━━━ Fragmento mostrado

Cuando comienzo a hablarle a alguien sobre mi historia personal con el poliamor siempre me gusta recalcar que nunca jamás había oído hablar de las relaciones de este tipo, y así es. Cuando H. me dijo que ya lo había hablado con su pareja antes de zambullirse de cabeza conmigo me quedé de piedra. En primer lugar, por el valor que supone ser tan sincero y el cuidado extremo con el que hay que hablar las cosas para que nadie salga herido. En segundo lugar, porque aquella historia era algo impensable para mí. Quizá para ellos no fuera muy distinto. Ninguno de los tres estábamos preparados al cien por cien para iniciar una relación así. Solamente teníamos claro que nos queríamos: H. estaba enamorado de nosotras dos, y nosotras dos de él.

Esto ocurrió hace aproximadamente unos cinco años. Inmediatamente después, comenzamos a vivir juntos, cosa que genera bastante curiosidad entre conocidos y, por qué no, también entre desconocidos. Evidentemente, no estamos exentos de conflictos y, aunque todo va por rachas, es cierto que al pasar un poco el tiempo, ha habido una serie de problemas que han dejado de ser tan importantes. Pero la convivencia está ahí, acompañada de un día a día que, pese a que no es fácil, es mucho más sencillo de puertas adentro que de puertas afuera. Recuerdo, no obstante, muchos de mis agobios al comenzar compartiendo el espacio con gente que me era casi del todo desconocida: H. y su pareja ya tenían una hija pequeña, con lo que ello supone en una convivencia semi-familiar y eso fue un detalle que tuve que rumiar a conciencia; también mis esquemas de espacio y tiempo libre sintieron la necesidad de experimentar un replanteamiento general al convivir con tanta gente. Pero, sin duda alguna, lo que más agobio supuso para mi estrecha mente fue el sentimiento de culpa. A todas horas.

La situación de relativa normalidad que se ha vivido siempre dentro de nuestra casa no era de ninguna forma equiparable a la sensación de necesitar esconderme 24/7 cuando salía a la calle. Me costaba ir de la mano de H., o que me besara cuando estábamos paseando por nuestro barrio. Me daba la sensación de que alguien conocido iba a aparecer y juzgarnos o criticarnos porque lo que hacíamos, según yo tenía interiorizado, estaba mal. Incluso sentía pánico al pensar que se pudieran enterar en mi trabajo. Esta sensación tan negativa, por supuesto, no me ha ayudado demasiado a crecer. Ahora me escondo mucho menos, aunque sigo guardando con celo los detalles de mi intimidad por decisión y voluntad propia. Y, mal que nos pese, es un aspecto al que muchas personas le dan la espalda, pero para otros muchos es algo muy importante. Te impide estar en paz contigo misma. Socava tu voluntad la mayor parte de tiempo. Y lo que es peor: muchas veces ni siquiera estás preparado, ni tienes las herramientas para enfrentarte a ello.

━━━━━━
━━━ Listado de datos

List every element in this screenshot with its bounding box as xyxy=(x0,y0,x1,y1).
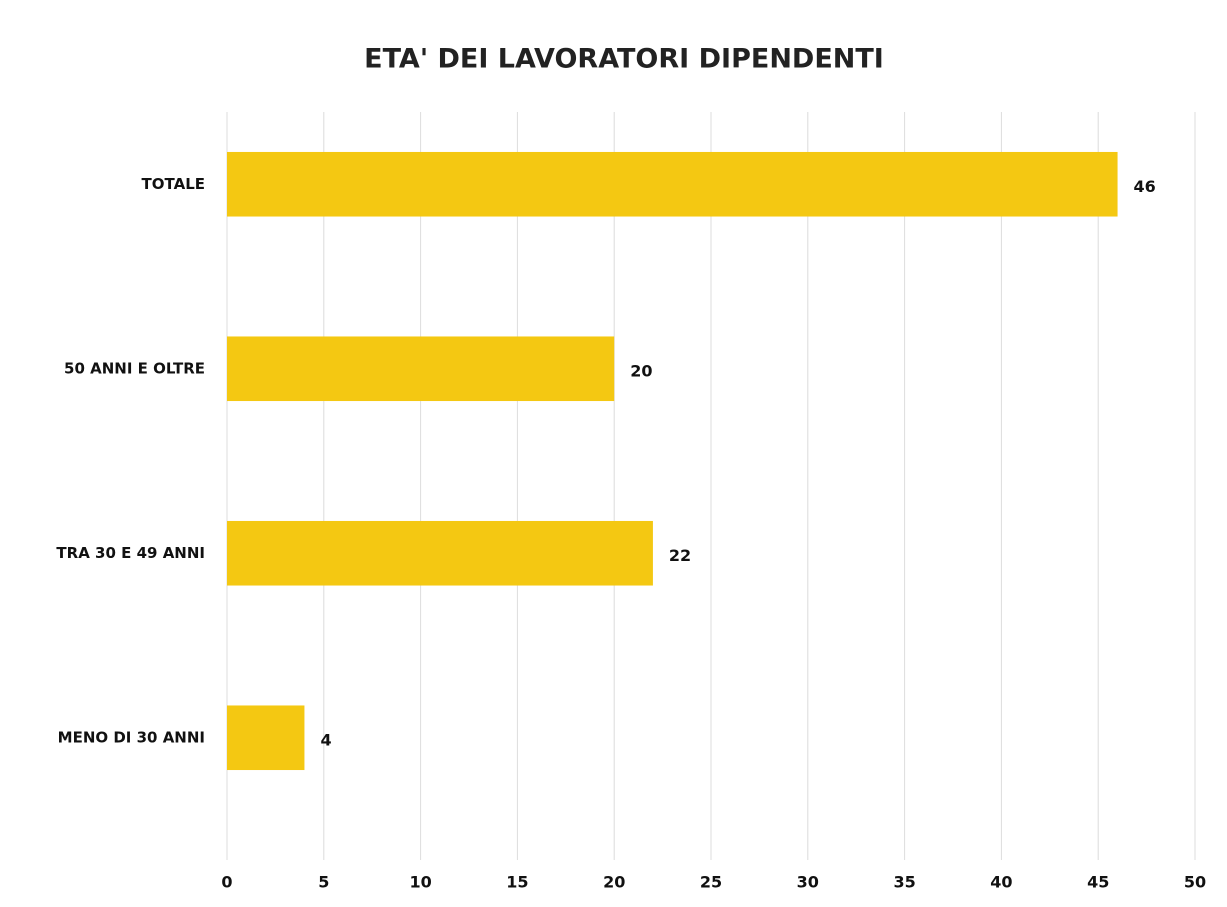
y-tick-label: TRA 30 E 49 ANNI xyxy=(56,544,205,562)
x-tick-label: 35 xyxy=(893,873,915,892)
bar xyxy=(227,336,615,402)
x-tick-label: 50 xyxy=(1184,873,1206,892)
x-tick-label: 30 xyxy=(797,873,819,892)
data-label: 20 xyxy=(630,361,652,380)
y-tick-label: 50 ANNI E OLTRE xyxy=(64,359,205,377)
bar xyxy=(227,151,1118,217)
x-tick-label: 40 xyxy=(990,873,1012,892)
chart-title: ETA' DEI LAVORATORI DIPENDENTI xyxy=(364,44,884,75)
x-tick-label: 0 xyxy=(221,873,232,892)
y-tick-label: MENO DI 30 ANNI xyxy=(58,728,205,746)
x-tick-label: 10 xyxy=(409,873,431,892)
data-label: 4 xyxy=(320,730,331,749)
x-tick-label: 5 xyxy=(318,873,329,892)
data-label: 22 xyxy=(669,546,691,565)
bar xyxy=(227,705,305,771)
bar xyxy=(227,520,653,586)
y-tick-label: TOTALE xyxy=(142,175,205,193)
data-label: 46 xyxy=(1134,177,1156,196)
x-tick-label: 25 xyxy=(700,873,722,892)
x-tick-label: 15 xyxy=(506,873,528,892)
x-tick-label: 20 xyxy=(603,873,625,892)
x-tick-label: 45 xyxy=(1087,873,1109,892)
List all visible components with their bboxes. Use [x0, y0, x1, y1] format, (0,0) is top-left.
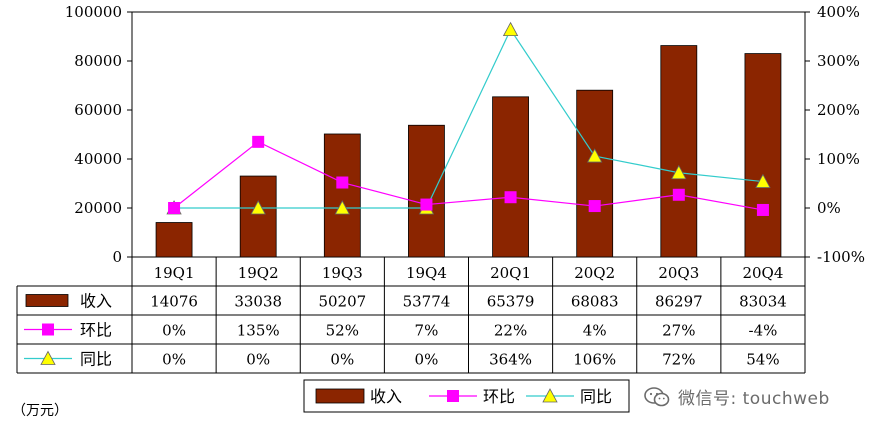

━━━━━━

Instrucción dada
Responda a estas preguntas según el fragmento sobre el poliamor:
1. ¿Hace aproximadamente cuánto tiempo ocurrió la historia narrada?
2. ¿Qué tenían ya H. y su pareja cuando comenzó la convivencia?
3. ¿Dónde sentía pánico de que se enteraran de la relación?
Los datos constituyen un material independiente del fragmento.

Resultado
1. Hace aproximadamente unos cinco años.
2. Una hija pequeña.
3. En su trabajo.